### REQUIRED WORK
Output every line of the material exactly, omitting images.

Dataset records
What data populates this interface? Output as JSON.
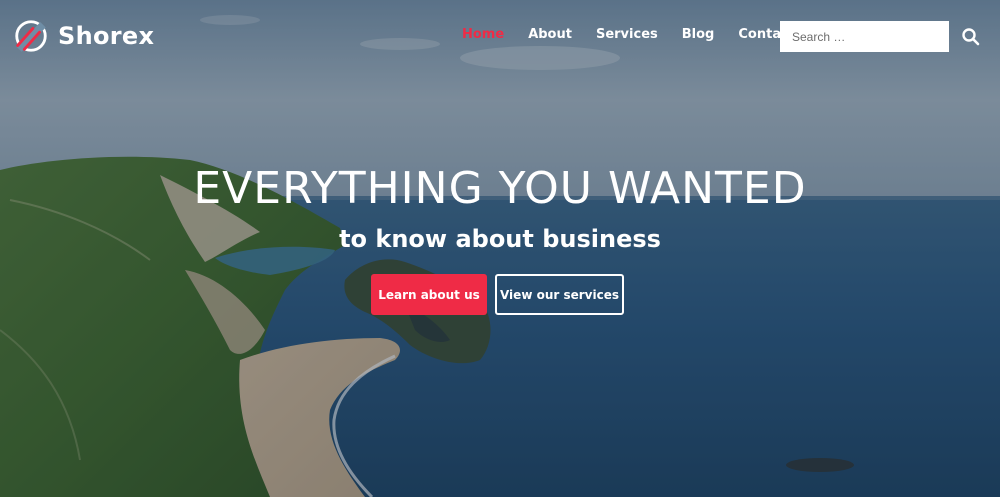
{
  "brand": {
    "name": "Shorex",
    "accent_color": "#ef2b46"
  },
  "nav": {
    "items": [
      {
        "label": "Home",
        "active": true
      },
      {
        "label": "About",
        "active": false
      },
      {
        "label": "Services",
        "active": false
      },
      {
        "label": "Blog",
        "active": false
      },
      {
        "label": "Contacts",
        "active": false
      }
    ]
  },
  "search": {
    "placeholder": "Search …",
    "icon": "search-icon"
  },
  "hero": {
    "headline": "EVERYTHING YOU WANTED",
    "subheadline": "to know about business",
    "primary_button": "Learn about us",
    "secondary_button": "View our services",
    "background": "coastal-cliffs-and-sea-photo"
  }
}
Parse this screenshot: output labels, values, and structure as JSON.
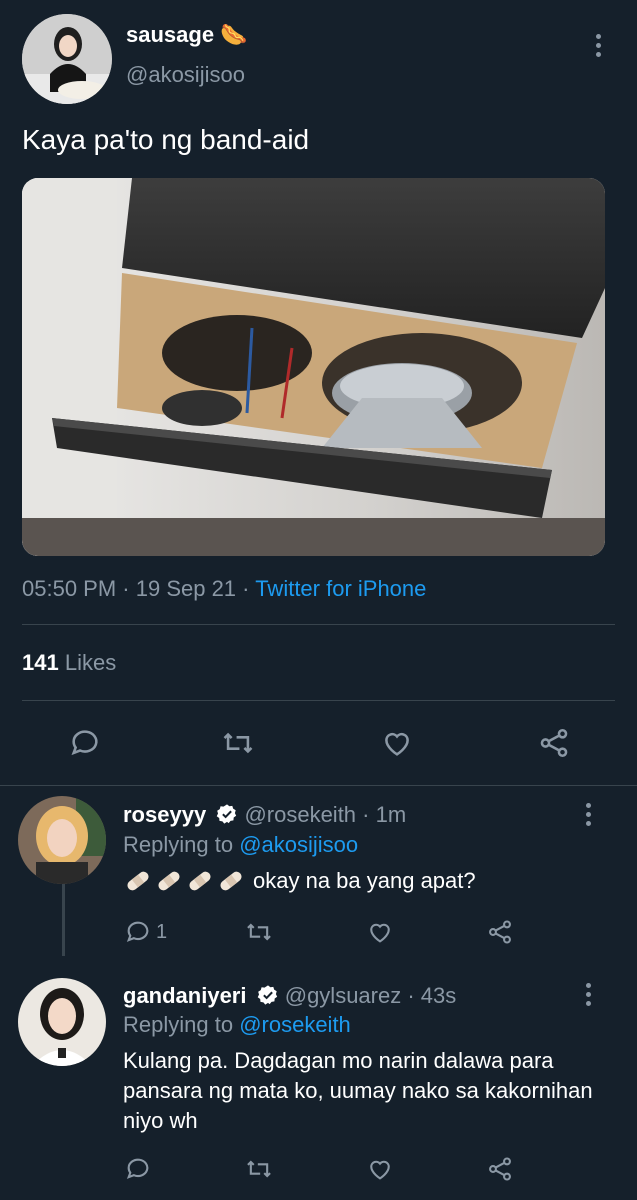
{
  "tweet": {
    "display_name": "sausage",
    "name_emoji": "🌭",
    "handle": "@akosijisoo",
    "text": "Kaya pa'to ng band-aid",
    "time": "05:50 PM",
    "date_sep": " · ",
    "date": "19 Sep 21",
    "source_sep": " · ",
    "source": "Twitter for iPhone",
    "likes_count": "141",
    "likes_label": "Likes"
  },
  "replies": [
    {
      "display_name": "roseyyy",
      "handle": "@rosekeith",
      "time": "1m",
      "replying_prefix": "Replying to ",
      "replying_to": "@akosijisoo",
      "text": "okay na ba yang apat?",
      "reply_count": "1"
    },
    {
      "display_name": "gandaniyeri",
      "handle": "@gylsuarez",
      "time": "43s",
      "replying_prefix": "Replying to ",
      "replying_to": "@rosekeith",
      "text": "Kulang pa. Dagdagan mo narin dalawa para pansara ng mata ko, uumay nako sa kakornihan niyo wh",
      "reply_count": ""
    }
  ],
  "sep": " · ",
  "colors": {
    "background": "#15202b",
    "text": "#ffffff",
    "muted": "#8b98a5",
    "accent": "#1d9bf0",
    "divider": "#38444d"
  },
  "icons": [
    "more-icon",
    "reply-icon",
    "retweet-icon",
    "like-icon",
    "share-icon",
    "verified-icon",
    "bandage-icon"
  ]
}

### TASK RESULT
What data populates this interface? Output as JSON.
{
  "brand": {
    "name": "Shorex",
    "accent_color": "#ef2b46"
  },
  "nav": {
    "items": [
      {
        "label": "Home",
        "active": true
      },
      {
        "label": "About",
        "active": false
      },
      {
        "label": "Services",
        "active": false
      },
      {
        "label": "Blog",
        "active": false
      },
      {
        "label": "Contacts",
        "active": false
      }
    ]
  },
  "search": {
    "placeholder": "Search …",
    "icon": "search-icon"
  },
  "hero": {
    "headline": "EVERYTHING YOU WANTED",
    "subheadline": "to know about business",
    "primary_button": "Learn about us",
    "secondary_button": "View our services",
    "background": "coastal-cliffs-and-sea-photo"
  }
}
Parse this screenshot: output labels, values, and structure as JSON.
{
  "tweet": {
    "display_name": "sausage",
    "name_emoji": "🌭",
    "handle": "@akosijisoo",
    "text": "Kaya pa'to ng band-aid",
    "time": "05:50 PM",
    "date_sep": " · ",
    "date": "19 Sep 21",
    "source_sep": " · ",
    "source": "Twitter for iPhone",
    "likes_count": "141",
    "likes_label": "Likes"
  },
  "replies": [
    {
      "display_name": "roseyyy",
      "handle": "@rosekeith",
      "time": "1m",
      "replying_prefix": "Replying to ",
      "replying_to": "@akosijisoo",
      "text": "okay na ba yang apat?",
      "reply_count": "1"
    },
    {
      "display_name": "gandaniyeri",
      "handle": "@gylsuarez",
      "time": "43s",
      "replying_prefix": "Replying to ",
      "replying_to": "@rosekeith",
      "text": "Kulang pa. Dagdagan mo narin dalawa para pansara ng mata ko, uumay nako sa kakornihan niyo wh",
      "reply_count": ""
    }
  ],
  "sep": " · ",
  "colors": {
    "background": "#15202b",
    "text": "#ffffff",
    "muted": "#8b98a5",
    "accent": "#1d9bf0",
    "divider": "#38444d"
  },
  "icons": [
    "more-icon",
    "reply-icon",
    "retweet-icon",
    "like-icon",
    "share-icon",
    "verified-icon",
    "bandage-icon"
  ]
}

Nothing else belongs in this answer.